TASK REQUIREMENTS.
Please reproduce the following data word for word.

DATASET RECORDS.
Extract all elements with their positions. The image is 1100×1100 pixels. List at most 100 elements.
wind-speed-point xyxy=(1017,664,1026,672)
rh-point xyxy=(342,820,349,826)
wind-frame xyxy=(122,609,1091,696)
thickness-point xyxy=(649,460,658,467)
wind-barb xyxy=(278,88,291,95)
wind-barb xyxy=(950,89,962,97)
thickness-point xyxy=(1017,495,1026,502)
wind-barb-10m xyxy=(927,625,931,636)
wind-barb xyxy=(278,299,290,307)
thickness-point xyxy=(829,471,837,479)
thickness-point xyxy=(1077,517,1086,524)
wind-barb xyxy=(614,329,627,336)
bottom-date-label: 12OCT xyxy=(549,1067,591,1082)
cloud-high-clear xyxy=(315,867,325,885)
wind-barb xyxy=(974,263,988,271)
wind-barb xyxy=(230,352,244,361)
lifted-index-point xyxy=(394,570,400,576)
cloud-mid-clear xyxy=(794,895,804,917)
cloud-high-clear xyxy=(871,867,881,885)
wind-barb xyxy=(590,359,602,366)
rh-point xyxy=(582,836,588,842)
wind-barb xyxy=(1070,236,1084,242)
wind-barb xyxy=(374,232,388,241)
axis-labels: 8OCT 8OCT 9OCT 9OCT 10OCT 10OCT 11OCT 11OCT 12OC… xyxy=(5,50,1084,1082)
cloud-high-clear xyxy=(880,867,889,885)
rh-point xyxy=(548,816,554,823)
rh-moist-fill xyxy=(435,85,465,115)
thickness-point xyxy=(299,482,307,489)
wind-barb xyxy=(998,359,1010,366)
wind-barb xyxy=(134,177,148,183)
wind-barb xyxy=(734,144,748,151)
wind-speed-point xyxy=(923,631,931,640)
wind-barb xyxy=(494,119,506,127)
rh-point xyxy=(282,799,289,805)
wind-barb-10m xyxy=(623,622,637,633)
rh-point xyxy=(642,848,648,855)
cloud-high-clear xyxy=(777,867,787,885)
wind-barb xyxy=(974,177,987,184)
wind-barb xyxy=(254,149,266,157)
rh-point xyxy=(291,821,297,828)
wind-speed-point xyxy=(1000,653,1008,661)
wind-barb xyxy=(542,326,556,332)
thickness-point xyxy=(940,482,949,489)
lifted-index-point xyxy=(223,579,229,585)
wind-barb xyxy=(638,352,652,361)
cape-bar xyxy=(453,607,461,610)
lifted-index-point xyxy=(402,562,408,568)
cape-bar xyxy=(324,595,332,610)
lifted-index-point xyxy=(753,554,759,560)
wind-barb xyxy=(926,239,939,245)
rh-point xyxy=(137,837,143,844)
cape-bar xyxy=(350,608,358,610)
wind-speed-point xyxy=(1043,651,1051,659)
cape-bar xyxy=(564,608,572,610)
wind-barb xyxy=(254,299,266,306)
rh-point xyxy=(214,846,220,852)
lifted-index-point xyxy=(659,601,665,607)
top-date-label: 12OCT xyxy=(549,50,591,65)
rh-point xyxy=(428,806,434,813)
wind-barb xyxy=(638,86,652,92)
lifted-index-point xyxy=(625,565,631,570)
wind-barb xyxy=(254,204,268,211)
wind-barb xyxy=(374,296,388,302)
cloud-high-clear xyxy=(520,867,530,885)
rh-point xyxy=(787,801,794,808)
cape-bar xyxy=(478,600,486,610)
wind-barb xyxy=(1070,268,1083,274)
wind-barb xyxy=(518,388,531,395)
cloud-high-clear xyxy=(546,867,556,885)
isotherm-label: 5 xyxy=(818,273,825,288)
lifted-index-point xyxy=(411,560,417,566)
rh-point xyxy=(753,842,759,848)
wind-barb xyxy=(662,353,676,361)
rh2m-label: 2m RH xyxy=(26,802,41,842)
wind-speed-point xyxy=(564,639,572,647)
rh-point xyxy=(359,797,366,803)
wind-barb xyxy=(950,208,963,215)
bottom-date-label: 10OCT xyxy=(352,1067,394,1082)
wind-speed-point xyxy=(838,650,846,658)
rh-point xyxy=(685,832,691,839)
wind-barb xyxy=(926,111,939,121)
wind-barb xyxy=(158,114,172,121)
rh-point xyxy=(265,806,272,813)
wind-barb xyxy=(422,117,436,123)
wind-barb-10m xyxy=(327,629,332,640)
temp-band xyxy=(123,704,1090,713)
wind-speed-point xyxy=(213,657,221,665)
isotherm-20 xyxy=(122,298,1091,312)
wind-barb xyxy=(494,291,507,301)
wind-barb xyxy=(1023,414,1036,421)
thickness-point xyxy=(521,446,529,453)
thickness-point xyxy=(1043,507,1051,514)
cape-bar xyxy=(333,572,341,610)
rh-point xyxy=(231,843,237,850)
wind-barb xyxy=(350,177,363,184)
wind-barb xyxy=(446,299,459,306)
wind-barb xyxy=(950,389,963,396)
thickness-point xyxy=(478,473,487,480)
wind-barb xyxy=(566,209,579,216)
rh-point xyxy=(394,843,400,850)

RESULT FOR THIS EXERCISE.
Extract all elements with their positions. The image is 1100×1100 pixels. List at most 100 elements.
wind-speed-point xyxy=(1017,664,1026,672)
rh-point xyxy=(342,820,349,826)
wind-frame xyxy=(122,609,1091,696)
thickness-point xyxy=(649,460,658,467)
wind-barb xyxy=(278,88,291,95)
wind-barb xyxy=(950,89,962,97)
thickness-point xyxy=(1017,495,1026,502)
wind-barb-10m xyxy=(927,625,931,636)
wind-barb xyxy=(278,299,290,307)
thickness-point xyxy=(829,471,837,479)
thickness-point xyxy=(1077,517,1086,524)
wind-barb xyxy=(614,329,627,336)
bottom-date-label: 12OCT xyxy=(549,1067,591,1082)
cloud-high-clear xyxy=(315,867,325,885)
wind-barb xyxy=(974,263,988,271)
wind-barb xyxy=(230,352,244,361)
lifted-index-point xyxy=(394,570,400,576)
cloud-mid-clear xyxy=(794,895,804,917)
cloud-high-clear xyxy=(871,867,881,885)
wind-barb xyxy=(590,359,602,366)
rh-point xyxy=(582,836,588,842)
wind-barb xyxy=(1070,236,1084,242)
wind-barb xyxy=(374,232,388,241)
axis-labels: 8OCT 8OCT 9OCT 9OCT 10OCT 10OCT 11OCT 11OCT 12OC… xyxy=(5,50,1084,1082)
cloud-high-clear xyxy=(880,867,889,885)
rh-point xyxy=(548,816,554,823)
rh-moist-fill xyxy=(435,85,465,115)
thickness-point xyxy=(299,482,307,489)
wind-barb xyxy=(998,359,1010,366)
wind-barb xyxy=(134,177,148,183)
wind-barb xyxy=(734,144,748,151)
wind-speed-point xyxy=(923,631,931,640)
wind-barb xyxy=(494,119,506,127)
rh-point xyxy=(282,799,289,805)
wind-barb-10m xyxy=(623,622,637,633)
rh-point xyxy=(642,848,648,855)
cloud-high-clear xyxy=(777,867,787,885)
wind-barb xyxy=(974,177,987,184)
wind-barb xyxy=(254,149,266,157)
rh-point xyxy=(291,821,297,828)
wind-speed-point xyxy=(1000,653,1008,661)
wind-barb xyxy=(542,326,556,332)
thickness-point xyxy=(940,482,949,489)
lifted-index-point xyxy=(223,579,229,585)
wind-barb xyxy=(638,352,652,361)
cape-bar xyxy=(453,607,461,610)
lifted-index-point xyxy=(402,562,408,568)
cape-bar xyxy=(324,595,332,610)
lifted-index-point xyxy=(753,554,759,560)
wind-barb xyxy=(926,239,939,245)
rh-point xyxy=(137,837,143,844)
cape-bar xyxy=(350,608,358,610)
wind-speed-point xyxy=(1043,651,1051,659)
cape-bar xyxy=(564,608,572,610)
wind-barb xyxy=(254,299,266,306)
rh-point xyxy=(214,846,220,852)
lifted-index-point xyxy=(659,601,665,607)
top-date-label: 12OCT xyxy=(549,50,591,65)
rh-point xyxy=(428,806,434,813)
wind-barb xyxy=(638,86,652,92)
lifted-index-point xyxy=(625,565,631,570)
wind-barb xyxy=(254,204,268,211)
wind-barb xyxy=(374,296,388,302)
cloud-high-clear xyxy=(520,867,530,885)
rh-point xyxy=(787,801,794,808)
cape-bar xyxy=(478,600,486,610)
wind-barb xyxy=(1070,268,1083,274)
wind-barb xyxy=(518,388,531,395)
cloud-high-clear xyxy=(546,867,556,885)
isotherm-label: 5 xyxy=(818,273,825,288)
lifted-index-point xyxy=(411,560,417,566)
rh-point xyxy=(753,842,759,848)
wind-barb xyxy=(662,353,676,361)
rh2m-label: 2m RH xyxy=(26,802,41,842)
wind-speed-point xyxy=(564,639,572,647)
rh-point xyxy=(359,797,366,803)
wind-barb xyxy=(950,208,963,215)
bottom-date-label: 10OCT xyxy=(352,1067,394,1082)
wind-speed-point xyxy=(838,650,846,658)
rh-point xyxy=(685,832,691,839)
wind-barb xyxy=(926,111,939,121)
wind-barb xyxy=(158,114,172,121)
rh-point xyxy=(265,806,272,813)
wind-barb xyxy=(422,117,436,123)
wind-barb-10m xyxy=(327,629,332,640)
temp-band xyxy=(123,704,1090,713)
wind-speed-point xyxy=(213,657,221,665)
isotherm-20 xyxy=(122,298,1091,312)
wind-barb xyxy=(494,291,507,301)
wind-barb xyxy=(1023,414,1036,421)
thickness-point xyxy=(521,446,529,453)
thickness-point xyxy=(1043,507,1051,514)
cape-bar xyxy=(333,572,341,610)
rh-point xyxy=(231,843,237,850)
wind-barb xyxy=(350,177,363,184)
wind-barb xyxy=(446,299,459,306)
wind-barb xyxy=(950,389,963,396)
thickness-point xyxy=(478,473,487,480)
wind-barb xyxy=(566,209,579,216)
rh-point xyxy=(394,843,400,850)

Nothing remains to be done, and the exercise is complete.